# [Data to use]
# # # #

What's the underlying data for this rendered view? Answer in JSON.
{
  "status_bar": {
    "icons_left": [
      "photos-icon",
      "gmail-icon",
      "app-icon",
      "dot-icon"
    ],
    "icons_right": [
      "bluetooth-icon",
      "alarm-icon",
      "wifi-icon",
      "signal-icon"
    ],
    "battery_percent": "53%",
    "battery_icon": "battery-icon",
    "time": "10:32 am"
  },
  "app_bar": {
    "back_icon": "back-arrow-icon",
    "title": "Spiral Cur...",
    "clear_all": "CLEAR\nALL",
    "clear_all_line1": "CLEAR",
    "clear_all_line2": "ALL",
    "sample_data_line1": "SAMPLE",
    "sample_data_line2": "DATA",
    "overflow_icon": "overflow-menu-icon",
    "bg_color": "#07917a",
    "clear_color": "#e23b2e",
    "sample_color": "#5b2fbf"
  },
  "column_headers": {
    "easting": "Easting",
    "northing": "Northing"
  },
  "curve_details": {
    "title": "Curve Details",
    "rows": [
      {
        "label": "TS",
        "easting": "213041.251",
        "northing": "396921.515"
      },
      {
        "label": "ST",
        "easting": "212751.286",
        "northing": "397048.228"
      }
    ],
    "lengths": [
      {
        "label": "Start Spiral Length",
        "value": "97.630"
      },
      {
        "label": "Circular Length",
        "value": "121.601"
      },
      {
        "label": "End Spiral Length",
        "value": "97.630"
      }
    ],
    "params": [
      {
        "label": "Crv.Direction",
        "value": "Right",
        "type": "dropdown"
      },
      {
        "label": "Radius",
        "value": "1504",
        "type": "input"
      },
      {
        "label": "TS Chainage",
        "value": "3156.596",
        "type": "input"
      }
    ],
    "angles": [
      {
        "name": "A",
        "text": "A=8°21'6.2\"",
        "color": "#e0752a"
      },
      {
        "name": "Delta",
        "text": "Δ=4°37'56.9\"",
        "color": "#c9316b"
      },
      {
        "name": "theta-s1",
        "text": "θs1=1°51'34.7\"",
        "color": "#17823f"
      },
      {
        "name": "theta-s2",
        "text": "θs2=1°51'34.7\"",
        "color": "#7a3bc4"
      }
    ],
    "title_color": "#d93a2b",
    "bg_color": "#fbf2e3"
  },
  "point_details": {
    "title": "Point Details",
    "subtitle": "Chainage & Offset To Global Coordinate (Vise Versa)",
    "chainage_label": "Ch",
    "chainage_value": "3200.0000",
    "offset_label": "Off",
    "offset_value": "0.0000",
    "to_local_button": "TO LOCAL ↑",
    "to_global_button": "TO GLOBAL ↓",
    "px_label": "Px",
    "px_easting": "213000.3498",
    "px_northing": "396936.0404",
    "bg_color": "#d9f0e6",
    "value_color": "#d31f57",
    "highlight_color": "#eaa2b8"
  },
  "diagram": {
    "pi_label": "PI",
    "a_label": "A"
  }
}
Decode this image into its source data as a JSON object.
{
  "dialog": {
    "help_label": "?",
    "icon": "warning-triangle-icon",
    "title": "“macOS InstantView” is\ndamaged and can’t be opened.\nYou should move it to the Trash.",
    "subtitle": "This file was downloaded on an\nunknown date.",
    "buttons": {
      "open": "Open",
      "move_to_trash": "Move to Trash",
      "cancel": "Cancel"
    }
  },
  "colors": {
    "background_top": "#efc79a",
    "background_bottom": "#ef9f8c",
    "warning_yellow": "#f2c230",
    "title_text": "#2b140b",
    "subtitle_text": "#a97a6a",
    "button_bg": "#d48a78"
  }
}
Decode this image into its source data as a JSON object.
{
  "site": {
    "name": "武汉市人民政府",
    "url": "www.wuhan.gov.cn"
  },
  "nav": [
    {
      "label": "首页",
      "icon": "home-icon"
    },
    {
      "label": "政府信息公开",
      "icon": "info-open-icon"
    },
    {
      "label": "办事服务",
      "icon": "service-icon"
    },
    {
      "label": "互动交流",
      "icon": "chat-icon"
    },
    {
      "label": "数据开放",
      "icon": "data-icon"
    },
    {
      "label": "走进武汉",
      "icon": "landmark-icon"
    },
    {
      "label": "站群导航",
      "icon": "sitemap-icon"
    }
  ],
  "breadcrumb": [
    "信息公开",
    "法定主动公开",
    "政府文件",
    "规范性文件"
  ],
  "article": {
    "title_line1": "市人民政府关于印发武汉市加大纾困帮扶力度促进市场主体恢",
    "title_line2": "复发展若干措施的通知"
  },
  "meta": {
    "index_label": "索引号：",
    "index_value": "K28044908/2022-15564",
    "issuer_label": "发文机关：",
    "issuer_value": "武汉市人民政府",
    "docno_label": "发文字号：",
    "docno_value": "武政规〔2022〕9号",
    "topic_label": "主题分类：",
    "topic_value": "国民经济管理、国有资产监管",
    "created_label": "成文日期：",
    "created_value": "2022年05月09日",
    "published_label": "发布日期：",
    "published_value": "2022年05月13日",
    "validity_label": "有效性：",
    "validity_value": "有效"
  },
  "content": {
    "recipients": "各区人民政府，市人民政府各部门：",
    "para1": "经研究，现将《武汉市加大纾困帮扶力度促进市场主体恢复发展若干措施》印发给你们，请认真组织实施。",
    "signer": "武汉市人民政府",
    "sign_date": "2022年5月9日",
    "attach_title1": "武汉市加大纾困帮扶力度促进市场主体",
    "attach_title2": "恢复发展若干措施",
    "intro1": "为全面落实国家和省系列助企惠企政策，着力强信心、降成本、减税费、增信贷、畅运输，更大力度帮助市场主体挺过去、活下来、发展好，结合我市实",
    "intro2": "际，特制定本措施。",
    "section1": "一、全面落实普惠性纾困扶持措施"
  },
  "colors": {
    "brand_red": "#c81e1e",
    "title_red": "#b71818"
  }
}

# # # #

# [Goal]
Copy all data exactly, start to finish.

# [Finished answer]
What's the underlying data for this rendered view? Answer in JSON.
{
  "status_bar": {
    "icons_left": [
      "photos-icon",
      "gmail-icon",
      "app-icon",
      "dot-icon"
    ],
    "icons_right": [
      "bluetooth-icon",
      "alarm-icon",
      "wifi-icon",
      "signal-icon"
    ],
    "battery_percent": "53%",
    "battery_icon": "battery-icon",
    "time": "10:32 am"
  },
  "app_bar": {
    "back_icon": "back-arrow-icon",
    "title": "Spiral Cur...",
    "clear_all": "CLEAR\nALL",
    "clear_all_line1": "CLEAR",
    "clear_all_line2": "ALL",
    "sample_data_line1": "SAMPLE",
    "sample_data_line2": "DATA",
    "overflow_icon": "overflow-menu-icon",
    "bg_color": "#07917a",
    "clear_color": "#e23b2e",
    "sample_color": "#5b2fbf"
  },
  "column_headers": {
    "easting": "Easting",
    "northing": "Northing"
  },
  "curve_details": {
    "title": "Curve Details",
    "rows": [
      {
        "label": "TS",
        "easting": "213041.251",
        "northing": "396921.515"
      },
      {
        "label": "ST",
        "easting": "212751.286",
        "northing": "397048.228"
      }
    ],
    "lengths": [
      {
        "label": "Start Spiral Length",
        "value": "97.630"
      },
      {
        "label": "Circular Length",
        "value": "121.601"
      },
      {
        "label": "End Spiral Length",
        "value": "97.630"
      }
    ],
    "params": [
      {
        "label": "Crv.Direction",
        "value": "Right",
        "type": "dropdown"
      },
      {
        "label": "Radius",
        "value": "1504",
        "type": "input"
      },
      {
        "label": "TS Chainage",
        "value": "3156.596",
        "type": "input"
      }
    ],
    "angles": [
      {
        "name": "A",
        "text": "A=8°21'6.2\"",
        "color": "#e0752a"
      },
      {
        "name": "Delta",
        "text": "Δ=4°37'56.9\"",
        "color": "#c9316b"
      },
      {
        "name": "theta-s1",
        "text": "θs1=1°51'34.7\"",
        "color": "#17823f"
      },
      {
        "name": "theta-s2",
        "text": "θs2=1°51'34.7\"",
        "color": "#7a3bc4"
      }
    ],
    "title_color": "#d93a2b",
    "bg_color": "#fbf2e3"
  },
  "point_details": {
    "title": "Point Details",
    "subtitle": "Chainage & Offset To Global Coordinate (Vise Versa)",
    "chainage_label": "Ch",
    "chainage_value": "3200.0000",
    "offset_label": "Off",
    "offset_value": "0.0000",
    "to_local_button": "TO LOCAL ↑",
    "to_global_button": "TO GLOBAL ↓",
    "px_label": "Px",
    "px_easting": "213000.3498",
    "px_northing": "396936.0404",
    "bg_color": "#d9f0e6",
    "value_color": "#d31f57",
    "highlight_color": "#eaa2b8"
  },
  "diagram": {
    "pi_label": "PI",
    "a_label": "A"
  }
}
Decode this image into its source data as a JSON object.
{
  "dialog": {
    "help_label": "?",
    "icon": "warning-triangle-icon",
    "title": "“macOS InstantView” is\ndamaged and can’t be opened.\nYou should move it to the Trash.",
    "subtitle": "This file was downloaded on an\nunknown date.",
    "buttons": {
      "open": "Open",
      "move_to_trash": "Move to Trash",
      "cancel": "Cancel"
    }
  },
  "colors": {
    "background_top": "#efc79a",
    "background_bottom": "#ef9f8c",
    "warning_yellow": "#f2c230",
    "title_text": "#2b140b",
    "subtitle_text": "#a97a6a",
    "button_bg": "#d48a78"
  }
}
Decode this image into its source data as a JSON object.
{
  "site": {
    "name": "武汉市人民政府",
    "url": "www.wuhan.gov.cn"
  },
  "nav": [
    {
      "label": "首页",
      "icon": "home-icon"
    },
    {
      "label": "政府信息公开",
      "icon": "info-open-icon"
    },
    {
      "label": "办事服务",
      "icon": "service-icon"
    },
    {
      "label": "互动交流",
      "icon": "chat-icon"
    },
    {
      "label": "数据开放",
      "icon": "data-icon"
    },
    {
      "label": "走进武汉",
      "icon": "landmark-icon"
    },
    {
      "label": "站群导航",
      "icon": "sitemap-icon"
    }
  ],
  "breadcrumb": [
    "信息公开",
    "法定主动公开",
    "政府文件",
    "规范性文件"
  ],
  "article": {
    "title_line1": "市人民政府关于印发武汉市加大纾困帮扶力度促进市场主体恢",
    "title_line2": "复发展若干措施的通知"
  },
  "meta": {
    "index_label": "索引号：",
    "index_value": "K28044908/2022-15564",
    "issuer_label": "发文机关：",
    "issuer_value": "武汉市人民政府",
    "docno_label": "发文字号：",
    "docno_value": "武政规〔2022〕9号",
    "topic_label": "主题分类：",
    "topic_value": "国民经济管理、国有资产监管",
    "created_label": "成文日期：",
    "created_value": "2022年05月09日",
    "published_label": "发布日期：",
    "published_value": "2022年05月13日",
    "validity_label": "有效性：",
    "validity_value": "有效"
  },
  "content": {
    "recipients": "各区人民政府，市人民政府各部门：",
    "para1": "经研究，现将《武汉市加大纾困帮扶力度促进市场主体恢复发展若干措施》印发给你们，请认真组织实施。",
    "signer": "武汉市人民政府",
    "sign_date": "2022年5月9日",
    "attach_title1": "武汉市加大纾困帮扶力度促进市场主体",
    "attach_title2": "恢复发展若干措施",
    "intro1": "为全面落实国家和省系列助企惠企政策，着力强信心、降成本、减税费、增信贷、畅运输，更大力度帮助市场主体挺过去、活下来、发展好，结合我市实",
    "intro2": "际，特制定本措施。",
    "section1": "一、全面落实普惠性纾困扶持措施"
  },
  "colors": {
    "brand_red": "#c81e1e",
    "title_red": "#b71818"
  }
}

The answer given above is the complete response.